— Rows —
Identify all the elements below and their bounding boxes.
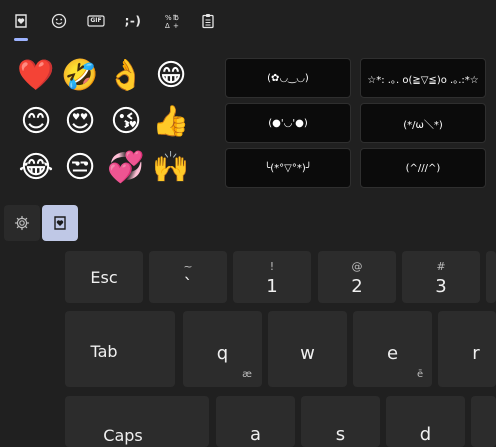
emoji-ok-hand[interactable]: 👌 — [106, 56, 146, 96]
clipboard-icon — [202, 14, 214, 29]
emoji-raised-hands[interactable]: 🙌 — [151, 148, 191, 188]
key-w[interactable]: w — [268, 311, 347, 387]
key-2-label: 2 — [351, 276, 363, 297]
key-r[interactable]: r — [438, 311, 496, 387]
favorites-tab[interactable] — [8, 8, 34, 34]
key-1-shift: ! — [269, 260, 275, 273]
key-caps[interactable]: Caps — [65, 396, 209, 447]
emoji-thumbs-up[interactable]: 👍 — [151, 102, 191, 142]
key-q-alt: æ — [242, 369, 252, 380]
key-backtick-label: ` — [183, 275, 193, 296]
key-d-label: d — [419, 424, 432, 445]
emoji-unamused[interactable]: 😒 — [60, 148, 100, 188]
key-e[interactable]: e ē — [353, 311, 432, 387]
kaomoji-item[interactable]: ☆*: .｡. o(≧▽≦)o .｡.:*☆ — [360, 58, 486, 98]
emoji-grid: ❤️ 🤣 👌 😁 😊 😍 😘 👍 😂 😒 💞 🙌 — [0, 56, 210, 196]
kaomoji-icon: ;-) — [124, 14, 142, 28]
key-3[interactable]: # 3 — [402, 251, 480, 303]
heart-clipboard-icon — [54, 216, 66, 230]
svg-text:%: % — [165, 14, 172, 22]
emoji-heart-eyes[interactable]: 😍 — [60, 102, 100, 142]
key-esc-label: Esc — [90, 268, 118, 287]
emoji-grin[interactable]: 😁 — [151, 56, 191, 96]
key-backtick[interactable]: ~ ` — [149, 251, 227, 303]
key-d[interactable]: d — [386, 396, 465, 447]
kaomoji-tab[interactable]: ;-) — [119, 8, 147, 34]
key-w-label: w — [300, 343, 315, 364]
key-2-shift: @ — [351, 260, 363, 273]
emoji-revolving-hearts[interactable]: 💞 — [106, 148, 146, 188]
key-3-label: 3 — [435, 276, 447, 297]
svg-text:Δ: Δ — [165, 22, 170, 29]
smiley-icon — [51, 13, 67, 29]
key-caps-label: Caps — [103, 426, 143, 445]
top-tab-bar: GIF ;-) % ℔ Δ + — [0, 0, 496, 48]
key-backtick-shift: ~ — [183, 260, 193, 273]
key-partial[interactable] — [486, 251, 496, 303]
symbols-tab[interactable]: % ℔ Δ + — [159, 8, 185, 34]
svg-text:+: + — [173, 22, 179, 29]
emoji-rofl[interactable]: 🤣 — [60, 56, 100, 96]
emoji-heart[interactable]: ❤️ — [16, 56, 56, 96]
key-e-alt: ē — [417, 369, 424, 380]
emoji-smile[interactable]: 😊 — [16, 102, 56, 142]
emoji-kiss[interactable]: 😘 — [106, 102, 146, 142]
emoji-tab[interactable] — [46, 8, 72, 34]
key-a-label: a — [249, 424, 262, 445]
key-e-label: e — [386, 343, 399, 364]
gear-icon — [14, 215, 30, 231]
kaomoji-item[interactable]: (^///^) — [360, 148, 486, 188]
key-tab-label: Tab — [90, 342, 118, 361]
clipboard-tab[interactable] — [195, 8, 221, 34]
gif-tab[interactable]: GIF — [83, 8, 109, 34]
emoji-joy[interactable]: 😂 — [16, 148, 56, 188]
svg-text:℔: ℔ — [173, 14, 179, 22]
key-s-label: s — [335, 424, 346, 445]
key-1-label: 1 — [266, 276, 278, 297]
active-tab-indicator — [14, 38, 28, 41]
favorites-button[interactable] — [42, 205, 78, 241]
key-s[interactable]: s — [301, 396, 380, 447]
key-esc[interactable]: Esc — [65, 251, 143, 303]
kaomoji-item[interactable]: ╰(*°▽°*)╯ — [225, 148, 351, 188]
settings-button[interactable] — [4, 205, 40, 241]
key-q[interactable]: q æ — [183, 311, 262, 387]
symbols-icon: % ℔ Δ + — [165, 14, 179, 29]
key-2[interactable]: @ 2 — [318, 251, 396, 303]
gif-tab-label: GIF — [90, 17, 102, 24]
key-1[interactable]: ! 1 — [233, 251, 311, 303]
key-a[interactable]: a — [216, 396, 295, 447]
key-r-label: r — [472, 343, 480, 364]
key-tab[interactable]: Tab — [65, 311, 175, 387]
key-3-shift: # — [436, 260, 446, 273]
key-partial[interactable] — [471, 396, 496, 447]
kaomoji-item[interactable]: (✿◡‿◡) — [225, 58, 351, 98]
kaomoji-item[interactable]: (●'◡'●) — [225, 103, 351, 143]
kaomoji-item[interactable]: (*/ω＼*) — [360, 103, 486, 143]
key-q-label: q — [216, 343, 229, 364]
heart-clipboard-icon — [15, 14, 27, 28]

— Work to be completed —
Copy every line of the entries above word for word, leaving out the picture.

— Answer for the task —
Identify all the elements below and their bounding boxes.
emoji-ok-hand[interactable]: 👌 — [106, 56, 146, 96]
clipboard-icon — [202, 14, 214, 29]
emoji-raised-hands[interactable]: 🙌 — [151, 148, 191, 188]
key-w[interactable]: w — [268, 311, 347, 387]
key-2-label: 2 — [351, 276, 363, 297]
key-r[interactable]: r — [438, 311, 496, 387]
favorites-tab[interactable] — [8, 8, 34, 34]
key-1-shift: ! — [269, 260, 275, 273]
key-caps[interactable]: Caps — [65, 396, 209, 447]
emoji-thumbs-up[interactable]: 👍 — [151, 102, 191, 142]
key-q-alt: æ — [242, 369, 252, 380]
key-backtick-label: ` — [183, 275, 193, 296]
key-d-label: d — [419, 424, 432, 445]
emoji-unamused[interactable]: 😒 — [60, 148, 100, 188]
key-e[interactable]: e ē — [353, 311, 432, 387]
kaomoji-item[interactable]: ☆*: .｡. o(≧▽≦)o .｡.:*☆ — [360, 58, 486, 98]
emoji-grid: ❤️ 🤣 👌 😁 😊 😍 😘 👍 😂 😒 💞 🙌 — [0, 56, 210, 196]
kaomoji-icon: ;-) — [124, 14, 142, 28]
key-3[interactable]: # 3 — [402, 251, 480, 303]
heart-clipboard-icon — [54, 216, 66, 230]
svg-text:%: % — [165, 14, 172, 22]
emoji-heart-eyes[interactable]: 😍 — [60, 102, 100, 142]
key-esc-label: Esc — [90, 268, 118, 287]
emoji-grin[interactable]: 😁 — [151, 56, 191, 96]
key-backtick[interactable]: ~ ` — [149, 251, 227, 303]
key-d[interactable]: d — [386, 396, 465, 447]
kaomoji-tab[interactable]: ;-) — [119, 8, 147, 34]
key-w-label: w — [300, 343, 315, 364]
key-2-shift: @ — [351, 260, 363, 273]
emoji-revolving-hearts[interactable]: 💞 — [106, 148, 146, 188]
key-3-label: 3 — [435, 276, 447, 297]
svg-text:Δ: Δ — [165, 22, 170, 29]
smiley-icon — [51, 13, 67, 29]
key-caps-label: Caps — [103, 426, 143, 445]
top-tab-bar: GIF ;-) % ℔ Δ + — [0, 0, 496, 48]
key-backtick-shift: ~ — [183, 260, 193, 273]
key-partial[interactable] — [486, 251, 496, 303]
symbols-tab[interactable]: % ℔ Δ + — [159, 8, 185, 34]
svg-text:+: + — [173, 22, 179, 29]
emoji-rofl[interactable]: 🤣 — [60, 56, 100, 96]
emoji-heart[interactable]: ❤️ — [16, 56, 56, 96]
key-e-alt: ē — [417, 369, 424, 380]
emoji-smile[interactable]: 😊 — [16, 102, 56, 142]
emoji-kiss[interactable]: 😘 — [106, 102, 146, 142]
emoji-tab[interactable] — [46, 8, 72, 34]
key-a-label: a — [249, 424, 262, 445]
key-e-label: e — [386, 343, 399, 364]
gear-icon — [14, 215, 30, 231]
kaomoji-item[interactable]: (^///^) — [360, 148, 486, 188]
key-tab-label: Tab — [90, 342, 118, 361]
clipboard-tab[interactable] — [195, 8, 221, 34]
gif-tab[interactable]: GIF — [83, 8, 109, 34]
emoji-joy[interactable]: 😂 — [16, 148, 56, 188]
svg-text:℔: ℔ — [173, 14, 179, 22]
key-s-label: s — [335, 424, 346, 445]
key-1-label: 1 — [266, 276, 278, 297]
active-tab-indicator — [14, 38, 28, 41]
favorites-button[interactable] — [42, 205, 78, 241]
key-s[interactable]: s — [301, 396, 380, 447]
key-esc[interactable]: Esc — [65, 251, 143, 303]
kaomoji-item[interactable]: ╰(*°▽°*)╯ — [225, 148, 351, 188]
settings-button[interactable] — [4, 205, 40, 241]
key-q[interactable]: q æ — [183, 311, 262, 387]
symbols-icon: % ℔ Δ + — [165, 14, 179, 29]
key-2[interactable]: @ 2 — [318, 251, 396, 303]
gif-tab-label: GIF — [90, 17, 102, 24]
key-1[interactable]: ! 1 — [233, 251, 311, 303]
key-a[interactable]: a — [216, 396, 295, 447]
key-r-label: r — [472, 343, 480, 364]
key-tab[interactable]: Tab — [65, 311, 175, 387]
key-3-shift: # — [436, 260, 446, 273]
key-partial[interactable] — [471, 396, 496, 447]
kaomoji-item[interactable]: (✿◡‿◡) — [225, 58, 351, 98]
kaomoji-item[interactable]: (●'◡'●) — [225, 103, 351, 143]
kaomoji-item[interactable]: (*/ω＼*) — [360, 103, 486, 143]
key-q-label: q — [216, 343, 229, 364]
heart-clipboard-icon — [15, 14, 27, 28]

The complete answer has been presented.